──────── SOURCE RECORDS
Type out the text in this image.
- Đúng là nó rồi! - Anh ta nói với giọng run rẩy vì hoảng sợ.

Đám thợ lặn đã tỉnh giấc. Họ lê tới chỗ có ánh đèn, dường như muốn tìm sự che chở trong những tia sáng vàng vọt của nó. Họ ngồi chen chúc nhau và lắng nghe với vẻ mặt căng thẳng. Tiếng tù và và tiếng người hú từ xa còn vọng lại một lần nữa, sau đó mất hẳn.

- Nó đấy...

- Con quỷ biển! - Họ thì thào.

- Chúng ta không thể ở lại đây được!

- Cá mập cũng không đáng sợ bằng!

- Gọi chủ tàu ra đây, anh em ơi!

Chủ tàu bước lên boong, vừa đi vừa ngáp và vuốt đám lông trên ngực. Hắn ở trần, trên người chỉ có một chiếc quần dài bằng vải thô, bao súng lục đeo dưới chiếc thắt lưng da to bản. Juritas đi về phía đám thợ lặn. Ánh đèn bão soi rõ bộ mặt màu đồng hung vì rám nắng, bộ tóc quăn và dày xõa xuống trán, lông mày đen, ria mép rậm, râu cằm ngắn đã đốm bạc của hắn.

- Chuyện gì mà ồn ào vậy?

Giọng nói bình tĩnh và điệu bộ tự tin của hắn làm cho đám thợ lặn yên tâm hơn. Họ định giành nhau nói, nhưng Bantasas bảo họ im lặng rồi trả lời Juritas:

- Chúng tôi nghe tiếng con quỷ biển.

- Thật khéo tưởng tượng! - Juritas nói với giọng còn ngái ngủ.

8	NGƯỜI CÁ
────────────────
> _PROBLEM TO SOLVE_
Nothing may be left out: return each entry exactly as it reads.

> _FULL RESPONSE_
Type out the text in this image.
- Đúng là nó rồi! - Anh ta nói với giọng run rẩy vì hoảng sợ.

Đám thợ lặn đã tỉnh giấc. Họ lê tới chỗ có ánh đèn, dường như muốn tìm sự che chở trong những tia sáng vàng vọt của nó. Họ ngồi chen chúc nhau và lắng nghe với vẻ mặt căng thẳng. Tiếng tù và và tiếng người hú từ xa còn vọng lại một lần nữa, sau đó mất hẳn.

- Nó đấy...

- Con quỷ biển! - Họ thì thào.

- Chúng ta không thể ở lại đây được!

- Cá mập cũng không đáng sợ bằng!

- Gọi chủ tàu ra đây, anh em ơi!

Chủ tàu bước lên boong, vừa đi vừa ngáp và vuốt đám lông trên ngực. Hắn ở trần, trên người chỉ có một chiếc quần dài bằng vải thô, bao súng lục đeo dưới chiếc thắt lưng da to bản. Juritas đi về phía đám thợ lặn. Ánh đèn bão soi rõ bộ mặt màu đồng hung vì rám nắng, bộ tóc quăn và dày xõa xuống trán, lông mày đen, ria mép rậm, râu cằm ngắn đã đốm bạc của hắn.

- Chuyện gì mà ồn ào vậy?

Giọng nói bình tĩnh và điệu bộ tự tin của hắn làm cho đám thợ lặn yên tâm hơn. Họ định giành nhau nói, nhưng Bantasas bảo họ im lặng rồi trả lời Juritas:

- Chúng tôi nghe tiếng con quỷ biển.

- Thật khéo tưởng tượng! - Juritas nói với giọng còn ngái ngủ.

8	NGƯỜI CÁ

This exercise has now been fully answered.